Please write out the complete listing that follows, exactly as it reads.
— START Information provided —
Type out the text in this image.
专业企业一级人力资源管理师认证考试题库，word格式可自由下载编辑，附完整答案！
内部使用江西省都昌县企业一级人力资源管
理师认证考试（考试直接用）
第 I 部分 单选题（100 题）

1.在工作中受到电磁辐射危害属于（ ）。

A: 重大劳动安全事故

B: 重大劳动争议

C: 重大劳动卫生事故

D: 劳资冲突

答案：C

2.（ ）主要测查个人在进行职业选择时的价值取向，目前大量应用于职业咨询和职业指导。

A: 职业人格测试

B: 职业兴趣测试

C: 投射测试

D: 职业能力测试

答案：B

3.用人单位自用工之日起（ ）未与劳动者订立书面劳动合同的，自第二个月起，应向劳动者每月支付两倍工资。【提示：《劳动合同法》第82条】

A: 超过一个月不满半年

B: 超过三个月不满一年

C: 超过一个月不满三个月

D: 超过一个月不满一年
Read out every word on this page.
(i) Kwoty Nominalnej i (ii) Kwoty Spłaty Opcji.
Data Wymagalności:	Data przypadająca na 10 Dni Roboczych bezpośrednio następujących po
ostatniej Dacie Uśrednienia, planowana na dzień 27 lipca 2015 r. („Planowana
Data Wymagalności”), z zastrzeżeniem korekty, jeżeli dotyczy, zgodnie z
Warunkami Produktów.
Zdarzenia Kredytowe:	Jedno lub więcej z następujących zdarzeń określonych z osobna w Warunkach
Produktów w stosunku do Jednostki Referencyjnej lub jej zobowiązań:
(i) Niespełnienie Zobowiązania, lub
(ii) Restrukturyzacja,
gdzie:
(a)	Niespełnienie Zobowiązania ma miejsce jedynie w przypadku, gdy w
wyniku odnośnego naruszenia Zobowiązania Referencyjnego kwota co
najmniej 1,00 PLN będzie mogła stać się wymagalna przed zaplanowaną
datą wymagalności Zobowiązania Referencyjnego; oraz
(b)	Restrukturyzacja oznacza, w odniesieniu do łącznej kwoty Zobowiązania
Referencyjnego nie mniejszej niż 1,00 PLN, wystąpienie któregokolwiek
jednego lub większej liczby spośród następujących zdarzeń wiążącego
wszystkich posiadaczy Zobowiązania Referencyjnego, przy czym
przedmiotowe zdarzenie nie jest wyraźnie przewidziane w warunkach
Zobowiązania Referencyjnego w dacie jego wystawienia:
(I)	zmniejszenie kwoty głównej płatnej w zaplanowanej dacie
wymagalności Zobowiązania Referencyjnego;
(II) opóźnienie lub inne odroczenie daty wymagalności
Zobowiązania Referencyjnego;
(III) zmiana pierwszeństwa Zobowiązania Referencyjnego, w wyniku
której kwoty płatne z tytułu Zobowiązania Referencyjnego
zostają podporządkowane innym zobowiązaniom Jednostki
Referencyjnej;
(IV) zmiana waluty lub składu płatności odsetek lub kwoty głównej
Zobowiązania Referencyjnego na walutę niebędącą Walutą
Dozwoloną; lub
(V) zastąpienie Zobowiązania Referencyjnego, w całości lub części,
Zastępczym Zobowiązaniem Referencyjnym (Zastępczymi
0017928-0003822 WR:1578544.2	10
— END Information provided —
Expected answer:
Type out the text in this image.
专业企业一级人力资源管理师认证考试题库，word格式可自由下载编辑，附完整答案！
内部使用江西省都昌县企业一级人力资源管
理师认证考试（考试直接用）
第 I 部分 单选题（100 题）

1.在工作中受到电磁辐射危害属于（ ）。

A: 重大劳动安全事故

B: 重大劳动争议

C: 重大劳动卫生事故

D: 劳资冲突

答案：C

2.（ ）主要测查个人在进行职业选择时的价值取向，目前大量应用于职业咨询和职业指导。

A: 职业人格测试

B: 职业兴趣测试

C: 投射测试

D: 职业能力测试

答案：B

3.用人单位自用工之日起（ ）未与劳动者订立书面劳动合同的，自第二个月起，应向劳动者每月支付两倍工资。【提示：《劳动合同法》第82条】

A: 超过一个月不满半年

B: 超过三个月不满一年

C: 超过一个月不满三个月

D: 超过一个月不满一年
Read out every word on this page.
(i) Kwoty Nominalnej i (ii) Kwoty Spłaty Opcji.
Data Wymagalności:	Data przypadająca na 10 Dni Roboczych bezpośrednio następujących po
ostatniej Dacie Uśrednienia, planowana na dzień 27 lipca 2015 r. („Planowana
Data Wymagalności”), z zastrzeżeniem korekty, jeżeli dotyczy, zgodnie z
Warunkami Produktów.
Zdarzenia Kredytowe:	Jedno lub więcej z następujących zdarzeń określonych z osobna w Warunkach
Produktów w stosunku do Jednostki Referencyjnej lub jej zobowiązań:
(i) Niespełnienie Zobowiązania, lub
(ii) Restrukturyzacja,
gdzie:
(a)	Niespełnienie Zobowiązania ma miejsce jedynie w przypadku, gdy w
wyniku odnośnego naruszenia Zobowiązania Referencyjnego kwota co
najmniej 1,00 PLN będzie mogła stać się wymagalna przed zaplanowaną
datą wymagalności Zobowiązania Referencyjnego; oraz
(b)	Restrukturyzacja oznacza, w odniesieniu do łącznej kwoty Zobowiązania
Referencyjnego nie mniejszej niż 1,00 PLN, wystąpienie któregokolwiek
jednego lub większej liczby spośród następujących zdarzeń wiążącego
wszystkich posiadaczy Zobowiązania Referencyjnego, przy czym
przedmiotowe zdarzenie nie jest wyraźnie przewidziane w warunkach
Zobowiązania Referencyjnego w dacie jego wystawienia:
(I)	zmniejszenie kwoty głównej płatnej w zaplanowanej dacie
wymagalności Zobowiązania Referencyjnego;
(II) opóźnienie lub inne odroczenie daty wymagalności
Zobowiązania Referencyjnego;
(III) zmiana pierwszeństwa Zobowiązania Referencyjnego, w wyniku
której kwoty płatne z tytułu Zobowiązania Referencyjnego
zostają podporządkowane innym zobowiązaniom Jednostki
Referencyjnej;
(IV) zmiana waluty lub składu płatności odsetek lub kwoty głównej
Zobowiązania Referencyjnego na walutę niebędącą Walutą
Dozwoloną; lub
(V) zastąpienie Zobowiązania Referencyjnego, w całości lub części,
Zastępczym Zobowiązaniem Referencyjnym (Zastępczymi
0017928-0003822 WR:1578544.2	10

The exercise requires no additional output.